§ EXERCISE BRIEF:
In the data below, find every line that has the string "Subgenus", and copy it.

§ DATA LISTING:

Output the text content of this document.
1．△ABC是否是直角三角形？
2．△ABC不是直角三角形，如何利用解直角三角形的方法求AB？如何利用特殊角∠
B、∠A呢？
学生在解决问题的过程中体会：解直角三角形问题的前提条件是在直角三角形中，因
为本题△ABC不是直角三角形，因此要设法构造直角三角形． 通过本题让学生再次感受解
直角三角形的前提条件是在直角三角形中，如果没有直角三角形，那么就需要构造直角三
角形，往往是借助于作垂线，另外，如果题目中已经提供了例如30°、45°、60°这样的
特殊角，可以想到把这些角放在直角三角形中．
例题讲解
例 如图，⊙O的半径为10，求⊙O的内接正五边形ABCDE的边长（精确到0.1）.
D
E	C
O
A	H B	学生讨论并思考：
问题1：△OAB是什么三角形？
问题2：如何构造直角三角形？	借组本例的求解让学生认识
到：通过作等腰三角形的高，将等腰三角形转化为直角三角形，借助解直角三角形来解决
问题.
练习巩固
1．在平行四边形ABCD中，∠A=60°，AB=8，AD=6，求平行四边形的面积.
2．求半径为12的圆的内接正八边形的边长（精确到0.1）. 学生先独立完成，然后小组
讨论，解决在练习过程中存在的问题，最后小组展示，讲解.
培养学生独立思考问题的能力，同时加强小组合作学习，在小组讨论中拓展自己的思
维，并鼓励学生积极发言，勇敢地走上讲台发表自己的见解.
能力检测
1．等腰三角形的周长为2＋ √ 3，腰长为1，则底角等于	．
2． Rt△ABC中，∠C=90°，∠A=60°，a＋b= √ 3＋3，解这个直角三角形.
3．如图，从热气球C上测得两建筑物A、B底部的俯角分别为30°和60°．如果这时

---

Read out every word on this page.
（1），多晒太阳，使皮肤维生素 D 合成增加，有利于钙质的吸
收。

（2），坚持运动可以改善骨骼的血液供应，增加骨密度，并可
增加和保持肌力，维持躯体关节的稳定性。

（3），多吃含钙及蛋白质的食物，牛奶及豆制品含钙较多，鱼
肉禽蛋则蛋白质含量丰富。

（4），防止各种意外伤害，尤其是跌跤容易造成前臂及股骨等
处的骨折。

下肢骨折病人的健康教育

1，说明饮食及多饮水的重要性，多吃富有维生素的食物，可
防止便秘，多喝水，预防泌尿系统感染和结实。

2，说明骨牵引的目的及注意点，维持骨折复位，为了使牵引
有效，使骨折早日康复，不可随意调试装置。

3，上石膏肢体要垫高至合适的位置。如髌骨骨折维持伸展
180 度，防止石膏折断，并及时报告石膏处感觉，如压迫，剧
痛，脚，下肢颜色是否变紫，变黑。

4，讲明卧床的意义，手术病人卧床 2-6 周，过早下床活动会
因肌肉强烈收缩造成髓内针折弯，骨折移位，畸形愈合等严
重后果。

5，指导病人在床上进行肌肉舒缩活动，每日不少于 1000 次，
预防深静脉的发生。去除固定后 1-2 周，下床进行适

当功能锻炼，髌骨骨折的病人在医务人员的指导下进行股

...

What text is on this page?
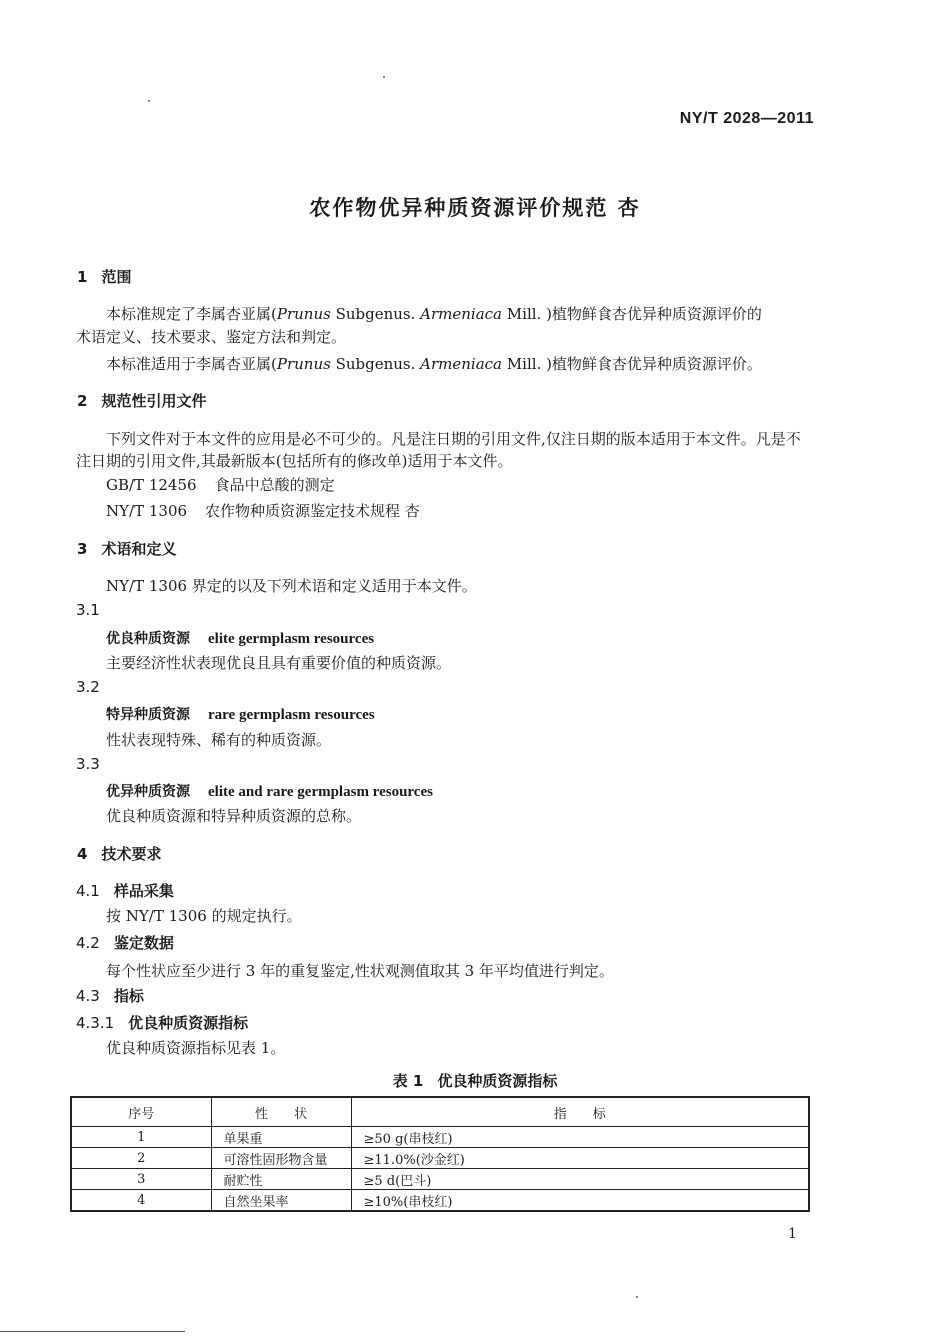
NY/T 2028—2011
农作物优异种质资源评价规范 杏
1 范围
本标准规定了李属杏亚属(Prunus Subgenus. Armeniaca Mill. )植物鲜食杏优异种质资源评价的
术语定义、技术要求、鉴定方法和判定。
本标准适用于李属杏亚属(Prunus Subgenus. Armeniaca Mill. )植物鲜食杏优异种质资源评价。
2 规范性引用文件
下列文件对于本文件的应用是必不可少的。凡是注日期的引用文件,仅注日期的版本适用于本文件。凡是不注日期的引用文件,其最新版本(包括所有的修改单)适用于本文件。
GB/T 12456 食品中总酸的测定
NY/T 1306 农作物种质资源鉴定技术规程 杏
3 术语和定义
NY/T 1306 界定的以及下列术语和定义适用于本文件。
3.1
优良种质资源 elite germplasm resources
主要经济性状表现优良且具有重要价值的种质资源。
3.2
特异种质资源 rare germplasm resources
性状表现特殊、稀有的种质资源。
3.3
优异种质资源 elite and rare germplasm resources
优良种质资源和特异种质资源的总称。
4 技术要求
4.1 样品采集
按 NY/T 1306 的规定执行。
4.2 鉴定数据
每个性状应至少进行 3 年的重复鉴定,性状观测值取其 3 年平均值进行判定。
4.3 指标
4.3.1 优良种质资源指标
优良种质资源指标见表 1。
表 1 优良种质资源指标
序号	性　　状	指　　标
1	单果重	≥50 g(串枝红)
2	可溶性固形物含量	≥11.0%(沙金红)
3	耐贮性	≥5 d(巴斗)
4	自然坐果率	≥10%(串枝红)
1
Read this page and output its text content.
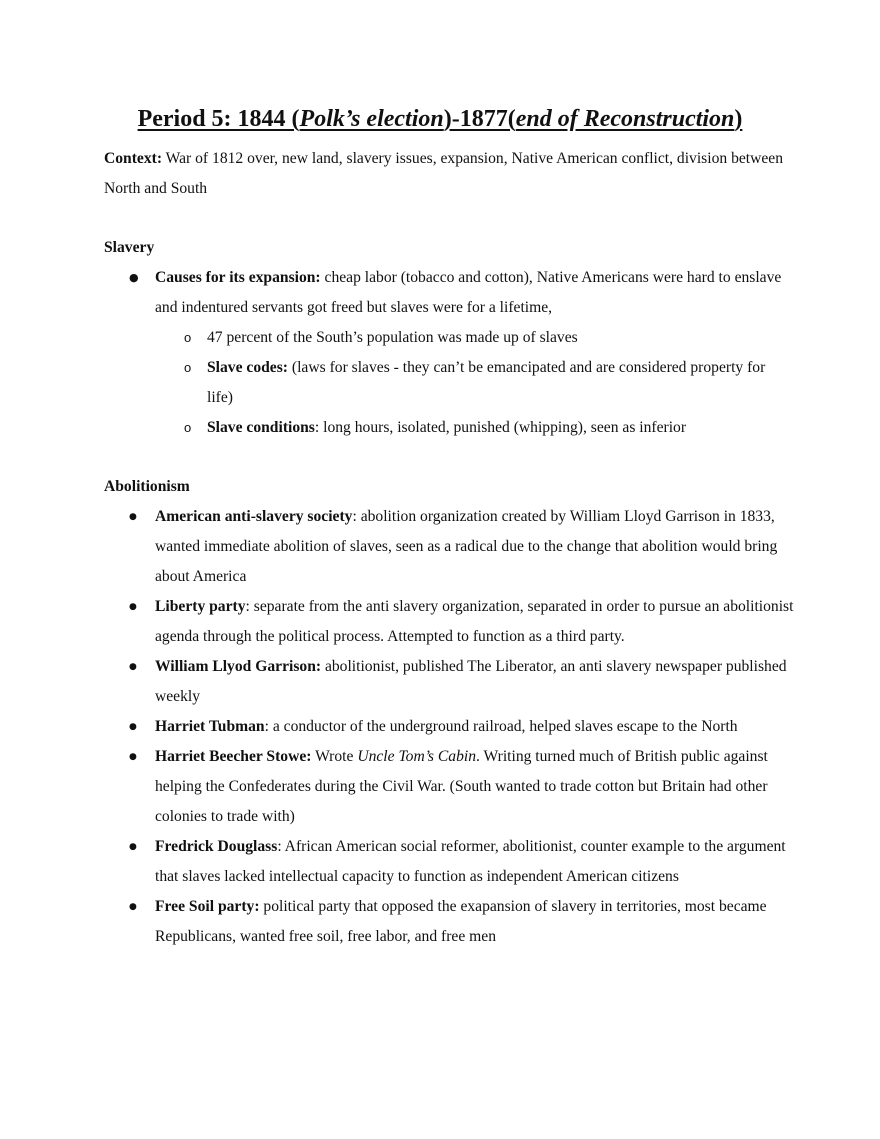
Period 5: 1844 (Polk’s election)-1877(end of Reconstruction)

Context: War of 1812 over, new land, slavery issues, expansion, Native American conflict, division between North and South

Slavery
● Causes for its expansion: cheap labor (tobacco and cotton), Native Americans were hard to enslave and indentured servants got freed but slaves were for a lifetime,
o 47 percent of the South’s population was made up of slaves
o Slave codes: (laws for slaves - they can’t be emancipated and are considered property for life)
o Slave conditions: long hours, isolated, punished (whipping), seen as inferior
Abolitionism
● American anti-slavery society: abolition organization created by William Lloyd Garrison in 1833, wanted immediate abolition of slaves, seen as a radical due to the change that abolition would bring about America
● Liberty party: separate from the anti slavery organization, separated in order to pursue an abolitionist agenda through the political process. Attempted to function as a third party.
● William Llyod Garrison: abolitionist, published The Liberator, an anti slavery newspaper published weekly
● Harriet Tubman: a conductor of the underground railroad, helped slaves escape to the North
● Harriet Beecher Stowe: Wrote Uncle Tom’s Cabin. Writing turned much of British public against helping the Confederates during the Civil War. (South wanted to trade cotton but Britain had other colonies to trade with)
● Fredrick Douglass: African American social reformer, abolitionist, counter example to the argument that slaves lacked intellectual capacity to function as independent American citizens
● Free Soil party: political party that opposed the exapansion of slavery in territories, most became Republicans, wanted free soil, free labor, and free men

§ THE RESPONSE:
本标准规定了李属杏亚属(Prunus Subgenus. Armeniaca Mill. )植物鲜食杏优异种质资源评价的
本标准适用于李属杏亚属(Prunus Subgenus. Armeniaca Mill. )植物鲜食杏优异种质资源评价。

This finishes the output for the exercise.